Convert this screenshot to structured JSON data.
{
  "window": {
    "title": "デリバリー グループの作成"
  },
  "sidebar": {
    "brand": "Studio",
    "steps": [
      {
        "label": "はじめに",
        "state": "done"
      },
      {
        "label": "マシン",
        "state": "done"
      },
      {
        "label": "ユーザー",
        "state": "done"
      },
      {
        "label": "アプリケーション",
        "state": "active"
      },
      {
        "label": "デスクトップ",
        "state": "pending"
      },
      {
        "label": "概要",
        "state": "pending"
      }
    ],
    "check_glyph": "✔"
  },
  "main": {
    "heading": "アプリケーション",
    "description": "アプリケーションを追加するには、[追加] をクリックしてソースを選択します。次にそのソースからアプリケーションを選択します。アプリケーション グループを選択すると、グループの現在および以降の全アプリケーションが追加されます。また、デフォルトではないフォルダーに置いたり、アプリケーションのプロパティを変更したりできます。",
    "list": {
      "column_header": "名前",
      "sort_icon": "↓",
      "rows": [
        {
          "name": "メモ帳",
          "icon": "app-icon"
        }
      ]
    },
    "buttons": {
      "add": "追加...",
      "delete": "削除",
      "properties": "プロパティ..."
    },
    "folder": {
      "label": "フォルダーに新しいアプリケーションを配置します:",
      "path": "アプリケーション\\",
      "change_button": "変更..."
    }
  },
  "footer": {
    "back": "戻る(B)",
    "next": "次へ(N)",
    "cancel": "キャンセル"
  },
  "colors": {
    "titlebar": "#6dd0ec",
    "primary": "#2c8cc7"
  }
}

=-=-=-=-=

> **What needs to be done**: Every record shown above should be written out again exactly.

> **Output for this exercise**:
Convert this screenshot to structured JSON data.
{
  "window": {
    "title": "デリバリー グループの作成"
  },
  "sidebar": {
    "brand": "Studio",
    "steps": [
      {
        "label": "はじめに",
        "state": "done"
      },
      {
        "label": "マシン",
        "state": "done"
      },
      {
        "label": "ユーザー",
        "state": "done"
      },
      {
        "label": "アプリケーション",
        "state": "active"
      },
      {
        "label": "デスクトップ",
        "state": "pending"
      },
      {
        "label": "概要",
        "state": "pending"
      }
    ],
    "check_glyph": "✔"
  },
  "main": {
    "heading": "アプリケーション",
    "description": "アプリケーションを追加するには、[追加] をクリックしてソースを選択します。次にそのソースからアプリケーションを選択します。アプリケーション グループを選択すると、グループの現在および以降の全アプリケーションが追加されます。また、デフォルトではないフォルダーに置いたり、アプリケーションのプロパティを変更したりできます。",
    "list": {
      "column_header": "名前",
      "sort_icon": "↓",
      "rows": [
        {
          "name": "メモ帳",
          "icon": "app-icon"
        }
      ]
    },
    "buttons": {
      "add": "追加...",
      "delete": "削除",
      "properties": "プロパティ..."
    },
    "folder": {
      "label": "フォルダーに新しいアプリケーションを配置します:",
      "path": "アプリケーション\\",
      "change_button": "変更..."
    }
  },
  "footer": {
    "back": "戻る(B)",
    "next": "次へ(N)",
    "cancel": "キャンセル"
  },
  "colors": {
    "titlebar": "#6dd0ec",
    "primary": "#2c8cc7"
  }
}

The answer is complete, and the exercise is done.